> **Problem A**:
In the excerpt on multiple comparison tests, which nonparametric test corresponds to the unpaired t-test?

### Excerpt provided ###

Multiple Comparison Tests

  • ANOVA indicates at least one significant difference but does not specify which group means are different.

  • Purpose of Multiple Comparison Tests: Contrast pairs of means against critical value to identify significant differences.

Liberal vs Conservative Tests

  • Liberal Tests: More likely to find significant differences with means that are closer together. Higher power, increased chance of Type I error (e.g., Fisher’s LSD).

  • Conservative Tests: Require means to be further apart for significant differences. Lower power, fewer Type I errors (e.g., Scheffe’s comparison).

  • Balance Test: Tukey test (more conservative than SNK).

Post Hoc Multiple Comparisons

  • Post Hoc: All pairwise contrasts explored after significant ANOVA (unplanned).

  • Planned Comparisons: Set beforehand to examine specific pairs of means, even when ANOVA isn't significant.

ANOVA with Multifactorial Variables

  • Simple Effects: Separate analyses of each row or column within a factorial design.

  • Examines the effect of one independent variable at specific levels of another.

Nonparametric Statistics

  • Suitable for nominal or ordinal data, generally have lower power than parametric tests.

  • Key Features:

    • Do not assume normality of variance.

    • Often used with small samples.

  • Parametric vs Nonparametric Tests:

    • Unpaired T-test: Mann-Whitney U test (two independent groups).

    • Paired T-test: Sign test or Wilcoxon signed-ranks test (two related groups).

    • One Way ANOVA: Kruskal-Wallis ANOVA (three or more independent groups).

    • One Way Repeated Measures ANOVA: Friedman two way ANOVA (three or more related groups).

  • Useful when data is not normally distributed, has outliers, or fails homogeneity of variance assumptions.

### Supplied material ###

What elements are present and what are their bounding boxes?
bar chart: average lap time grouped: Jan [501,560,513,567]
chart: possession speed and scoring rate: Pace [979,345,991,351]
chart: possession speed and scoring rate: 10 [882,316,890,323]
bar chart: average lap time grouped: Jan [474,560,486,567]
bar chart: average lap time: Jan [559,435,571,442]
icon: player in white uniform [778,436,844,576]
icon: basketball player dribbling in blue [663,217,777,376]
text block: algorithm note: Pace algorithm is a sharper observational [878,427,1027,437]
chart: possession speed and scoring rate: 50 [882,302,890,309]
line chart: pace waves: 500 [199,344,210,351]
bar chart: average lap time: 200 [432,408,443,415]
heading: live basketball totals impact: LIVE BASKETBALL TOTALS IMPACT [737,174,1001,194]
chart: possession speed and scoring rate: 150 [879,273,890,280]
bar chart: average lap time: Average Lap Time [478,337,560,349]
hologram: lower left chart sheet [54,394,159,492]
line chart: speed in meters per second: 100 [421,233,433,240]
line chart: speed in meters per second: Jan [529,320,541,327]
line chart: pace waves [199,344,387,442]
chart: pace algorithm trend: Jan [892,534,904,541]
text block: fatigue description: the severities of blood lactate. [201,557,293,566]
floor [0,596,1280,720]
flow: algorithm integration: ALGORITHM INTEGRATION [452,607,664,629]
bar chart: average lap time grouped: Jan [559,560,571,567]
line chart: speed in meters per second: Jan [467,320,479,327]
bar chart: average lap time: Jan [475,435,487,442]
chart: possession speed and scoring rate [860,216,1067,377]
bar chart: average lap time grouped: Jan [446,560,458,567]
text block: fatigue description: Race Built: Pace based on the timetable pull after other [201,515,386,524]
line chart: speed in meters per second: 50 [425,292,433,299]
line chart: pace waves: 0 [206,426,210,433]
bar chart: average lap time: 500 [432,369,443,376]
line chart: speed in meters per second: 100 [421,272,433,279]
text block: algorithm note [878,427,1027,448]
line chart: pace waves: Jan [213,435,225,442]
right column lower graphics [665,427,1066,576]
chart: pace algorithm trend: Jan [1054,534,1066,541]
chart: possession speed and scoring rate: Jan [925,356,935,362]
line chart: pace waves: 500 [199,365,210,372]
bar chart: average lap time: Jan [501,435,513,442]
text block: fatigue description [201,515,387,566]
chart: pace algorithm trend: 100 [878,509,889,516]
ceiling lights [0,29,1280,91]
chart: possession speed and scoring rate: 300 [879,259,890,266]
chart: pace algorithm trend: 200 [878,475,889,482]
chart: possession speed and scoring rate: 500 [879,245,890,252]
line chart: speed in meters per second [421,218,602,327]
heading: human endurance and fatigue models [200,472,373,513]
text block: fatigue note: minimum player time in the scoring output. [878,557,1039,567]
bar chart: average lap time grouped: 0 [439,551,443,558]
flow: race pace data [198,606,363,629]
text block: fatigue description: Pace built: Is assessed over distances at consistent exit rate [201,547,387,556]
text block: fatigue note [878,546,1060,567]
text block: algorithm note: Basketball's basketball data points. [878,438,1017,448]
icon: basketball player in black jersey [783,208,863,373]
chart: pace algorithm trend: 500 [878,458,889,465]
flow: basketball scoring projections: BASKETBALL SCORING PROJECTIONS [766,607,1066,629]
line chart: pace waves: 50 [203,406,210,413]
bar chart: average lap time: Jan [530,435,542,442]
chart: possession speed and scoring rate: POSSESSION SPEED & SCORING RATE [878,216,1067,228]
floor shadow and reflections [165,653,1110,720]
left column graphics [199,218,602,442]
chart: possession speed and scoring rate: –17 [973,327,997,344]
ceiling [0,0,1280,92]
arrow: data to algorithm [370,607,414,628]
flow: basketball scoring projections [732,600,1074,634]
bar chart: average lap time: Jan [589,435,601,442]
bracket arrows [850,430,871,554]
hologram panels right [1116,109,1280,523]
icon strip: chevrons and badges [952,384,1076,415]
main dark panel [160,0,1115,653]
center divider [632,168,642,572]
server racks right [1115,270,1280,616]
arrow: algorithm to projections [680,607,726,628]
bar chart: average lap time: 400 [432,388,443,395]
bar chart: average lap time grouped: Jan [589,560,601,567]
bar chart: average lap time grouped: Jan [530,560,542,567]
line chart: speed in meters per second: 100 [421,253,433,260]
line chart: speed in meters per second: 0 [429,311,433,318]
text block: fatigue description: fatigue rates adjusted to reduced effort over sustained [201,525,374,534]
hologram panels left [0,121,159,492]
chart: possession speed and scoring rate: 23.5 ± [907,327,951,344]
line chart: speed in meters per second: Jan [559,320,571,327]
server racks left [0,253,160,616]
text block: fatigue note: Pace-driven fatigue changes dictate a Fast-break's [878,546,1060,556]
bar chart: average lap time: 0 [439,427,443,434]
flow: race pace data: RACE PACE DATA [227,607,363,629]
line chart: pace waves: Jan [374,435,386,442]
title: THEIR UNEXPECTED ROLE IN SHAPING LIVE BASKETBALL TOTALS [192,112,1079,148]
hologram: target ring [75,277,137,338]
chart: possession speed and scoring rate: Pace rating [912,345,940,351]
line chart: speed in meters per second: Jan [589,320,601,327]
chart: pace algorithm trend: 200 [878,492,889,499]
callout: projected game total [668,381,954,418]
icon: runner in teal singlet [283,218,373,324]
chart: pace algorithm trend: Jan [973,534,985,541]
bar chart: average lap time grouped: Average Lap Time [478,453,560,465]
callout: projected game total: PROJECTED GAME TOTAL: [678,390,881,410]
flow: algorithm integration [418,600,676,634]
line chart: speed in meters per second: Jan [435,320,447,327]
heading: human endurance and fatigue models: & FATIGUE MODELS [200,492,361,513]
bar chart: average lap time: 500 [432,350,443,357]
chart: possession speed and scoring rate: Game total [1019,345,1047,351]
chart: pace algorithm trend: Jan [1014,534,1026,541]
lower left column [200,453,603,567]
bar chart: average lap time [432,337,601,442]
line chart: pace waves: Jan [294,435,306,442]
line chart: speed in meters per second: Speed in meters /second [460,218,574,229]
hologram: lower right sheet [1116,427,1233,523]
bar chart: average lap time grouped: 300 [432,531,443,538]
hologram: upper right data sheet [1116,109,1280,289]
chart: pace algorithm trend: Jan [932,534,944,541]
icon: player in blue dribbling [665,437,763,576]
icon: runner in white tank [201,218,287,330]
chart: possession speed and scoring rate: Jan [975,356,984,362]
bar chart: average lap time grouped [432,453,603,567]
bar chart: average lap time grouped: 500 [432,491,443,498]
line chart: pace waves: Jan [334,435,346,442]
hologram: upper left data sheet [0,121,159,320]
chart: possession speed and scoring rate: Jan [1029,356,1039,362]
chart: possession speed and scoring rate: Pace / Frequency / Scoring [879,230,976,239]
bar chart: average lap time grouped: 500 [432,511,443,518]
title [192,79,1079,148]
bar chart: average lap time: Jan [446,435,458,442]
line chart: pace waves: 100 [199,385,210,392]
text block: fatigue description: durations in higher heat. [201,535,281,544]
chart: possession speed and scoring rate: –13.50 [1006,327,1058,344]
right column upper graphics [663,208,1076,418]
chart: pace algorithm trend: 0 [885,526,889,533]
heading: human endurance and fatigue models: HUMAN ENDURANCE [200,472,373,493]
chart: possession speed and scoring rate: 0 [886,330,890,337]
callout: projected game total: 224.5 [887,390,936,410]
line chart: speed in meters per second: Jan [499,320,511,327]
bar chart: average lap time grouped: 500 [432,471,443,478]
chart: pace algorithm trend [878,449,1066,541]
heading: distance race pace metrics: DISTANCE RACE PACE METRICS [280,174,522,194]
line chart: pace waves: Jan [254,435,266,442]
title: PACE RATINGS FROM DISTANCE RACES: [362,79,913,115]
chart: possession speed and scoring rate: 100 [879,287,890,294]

###

> **Problem B**:
Update the lines of the listing from its first line through the line containing "line chart: pace waves [199,344,387,442]", replacing "possession speed" with "possession pace" and leaving everything else unchanged. Provide only those lines.

> **Task result A**:
The Mann-Whitney U test.

> **Task result B**:
What elements are present and what are their bounding boxes?
bar chart: average lap time grouped: Jan [501,560,513,567]
chart: possession pace and scoring rate: Pace [979,345,991,351]
chart: possession pace and scoring rate: 10 [882,316,890,323]
bar chart: average lap time grouped: Jan [474,560,486,567]
bar chart: average lap time: Jan [559,435,571,442]
icon: player in white uniform [778,436,844,576]
icon: basketball player dribbling in blue [663,217,777,376]
text block: algorithm note: Pace algorithm is a sharper observational [878,427,1027,437]
chart: possession pace and scoring rate: 50 [882,302,890,309]
line chart: pace waves: 500 [199,344,210,351]
bar chart: average lap time: 200 [432,408,443,415]
heading: live basketball totals impact: LIVE BASKETBALL TOTALS IMPACT [737,174,1001,194]
chart: possession pace and scoring rate: 150 [879,273,890,280]
bar chart: average lap time: Average Lap Time [478,337,560,349]
hologram: lower left chart sheet [54,394,159,492]
line chart: speed in meters per second: 100 [421,233,433,240]
line chart: speed in meters per second: Jan [529,320,541,327]
line chart: pace waves [199,344,387,442]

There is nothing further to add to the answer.